* **Dataset items**:
+===+

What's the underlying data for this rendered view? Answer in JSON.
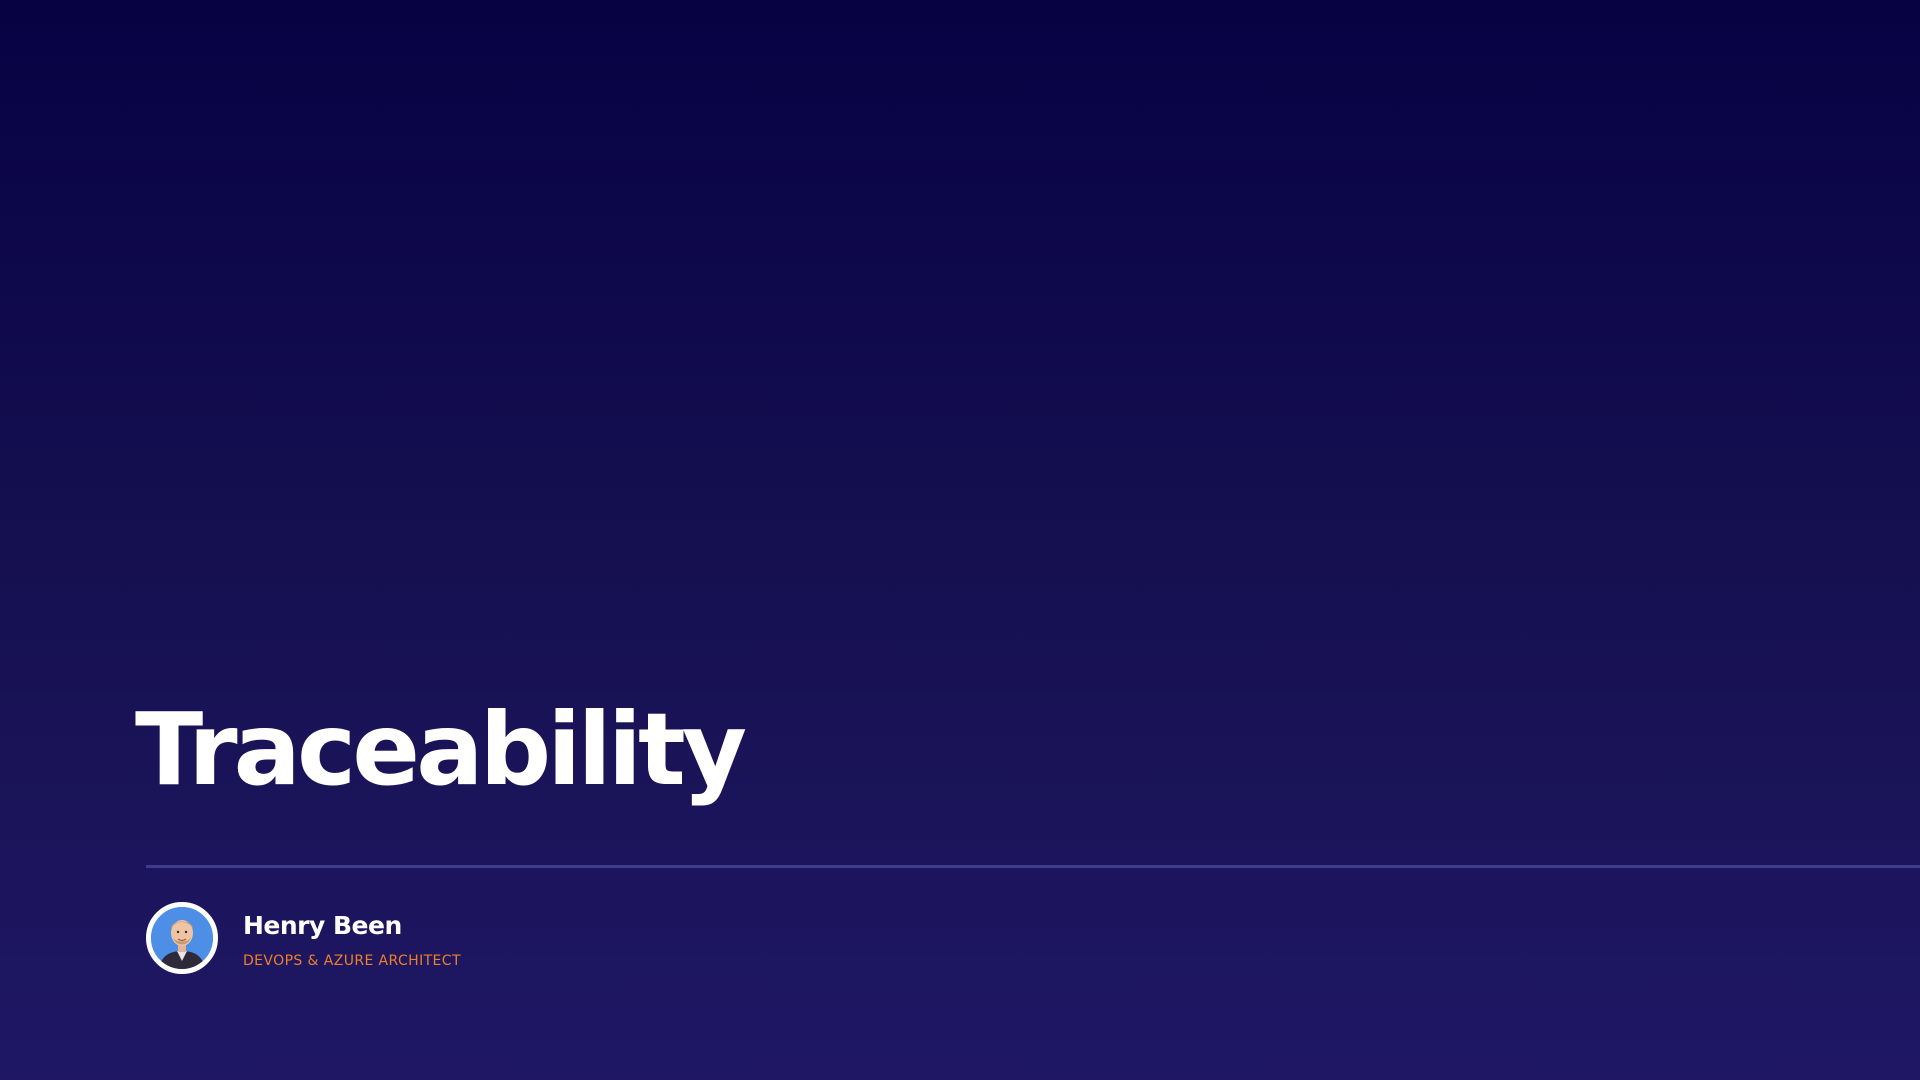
{
  "slide": {
    "title": "Traceability",
    "speaker": {
      "name": "Henry Been",
      "role": "DEVOPS & AZURE ARCHITECT",
      "avatar_icon": "person-photo-icon"
    }
  },
  "colors": {
    "background_top": "#070242",
    "background_bottom": "#1f1764",
    "title": "#ffffff",
    "divider": "#3f3c88",
    "role_accent": "#f07f2a",
    "avatar_background": "#4d8fe6"
  }
}
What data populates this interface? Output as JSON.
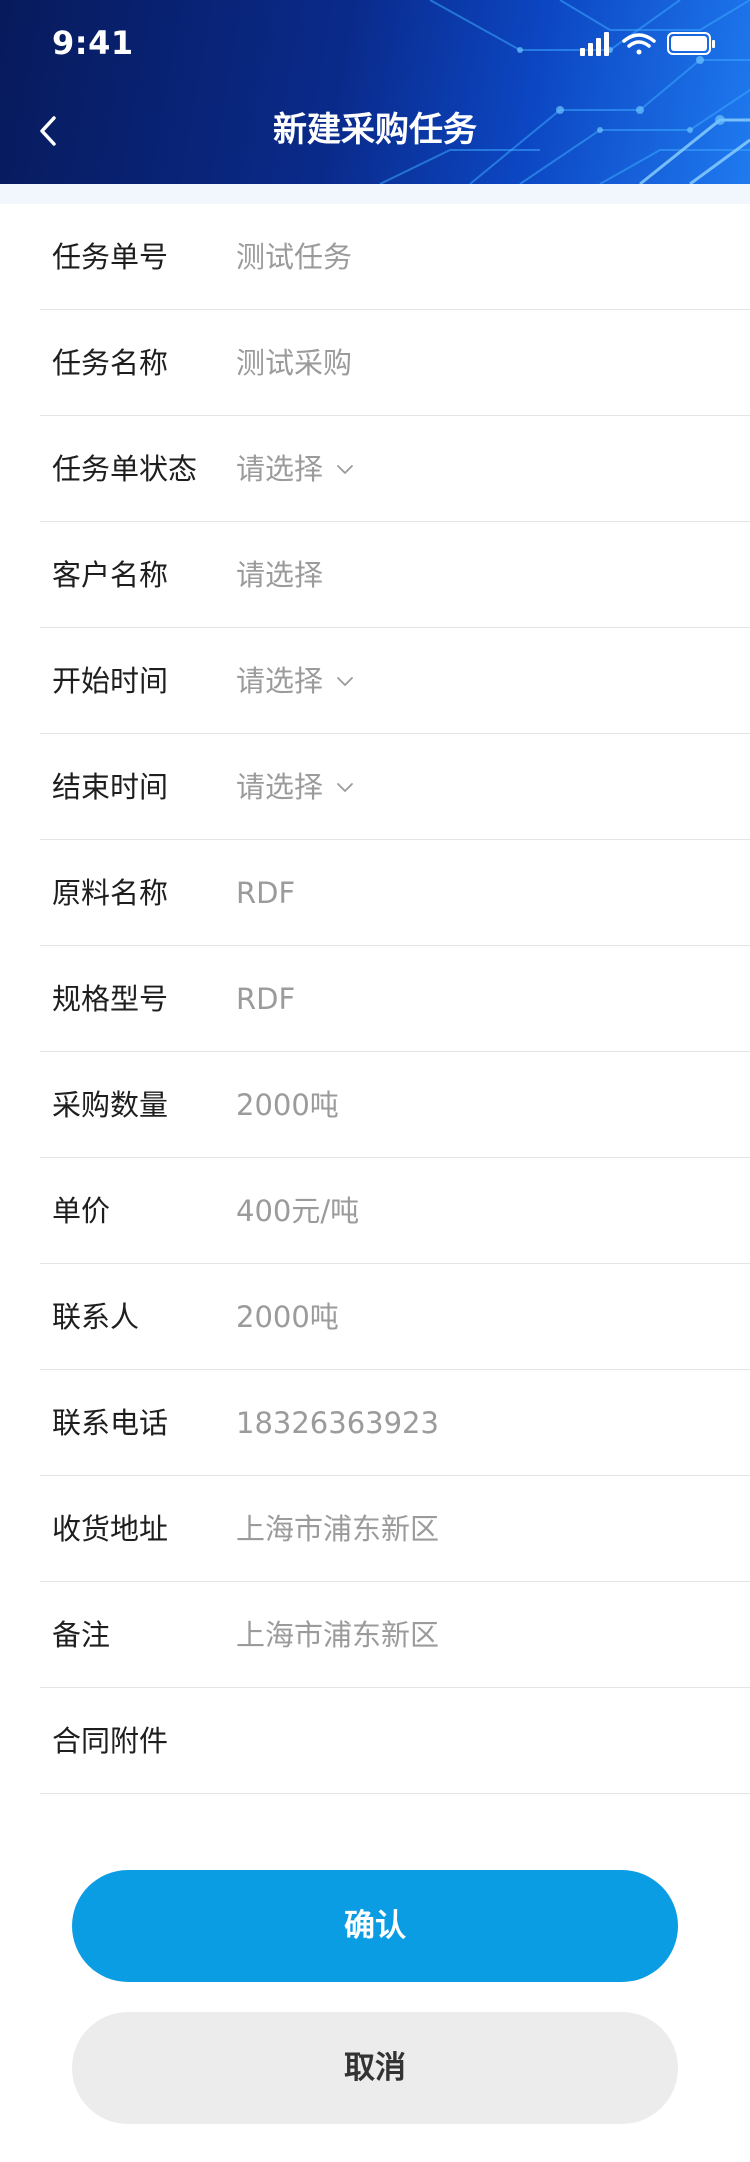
{
  "status_bar": {
    "time": "9:41",
    "icons": [
      "cellular-signal-icon",
      "wifi-icon",
      "battery-icon"
    ]
  },
  "header": {
    "back_icon": "chevron-left-icon",
    "title": "新建采购任务"
  },
  "form": {
    "fields": [
      {
        "label": "任务单号",
        "value": "测试任务",
        "dropdown": false
      },
      {
        "label": "任务名称",
        "value": "测试采购",
        "dropdown": false
      },
      {
        "label": "任务单状态",
        "value": "请选择",
        "dropdown": true
      },
      {
        "label": "客户名称",
        "value": "请选择",
        "dropdown": false
      },
      {
        "label": "开始时间",
        "value": "请选择",
        "dropdown": true
      },
      {
        "label": "结束时间",
        "value": "请选择",
        "dropdown": true
      },
      {
        "label": "原料名称",
        "value": "RDF",
        "dropdown": false
      },
      {
        "label": "规格型号",
        "value": "RDF",
        "dropdown": false
      },
      {
        "label": "采购数量",
        "value": "2000吨",
        "dropdown": false
      },
      {
        "label": "单价",
        "value": "400元/吨",
        "dropdown": false
      },
      {
        "label": "联系人",
        "value": "2000吨",
        "dropdown": false
      },
      {
        "label": "联系电话",
        "value": "18326363923",
        "dropdown": false
      },
      {
        "label": "收货地址",
        "value": "上海市浦东新区",
        "dropdown": false
      },
      {
        "label": "备注",
        "value": "上海市浦东新区",
        "dropdown": false
      },
      {
        "label": "合同附件",
        "value": "",
        "dropdown": false
      }
    ]
  },
  "actions": {
    "confirm_label": "确认",
    "cancel_label": "取消"
  },
  "colors": {
    "header_dark": "#071a5b",
    "header_light": "#1f7af0",
    "primary_button": "#0b9de4",
    "secondary_button": "#ececec",
    "label_text": "#1e1e1e",
    "value_text": "#9b9b9b",
    "divider": "#e4e4e4"
  }
}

+===+

* **Aim of the task**:
Which lines contain the word "What"? Copy each one.

* **Expected answer**:
What's the underlying data for this rendered view? Answer in JSON.
What data populates this interface? Output as JSON.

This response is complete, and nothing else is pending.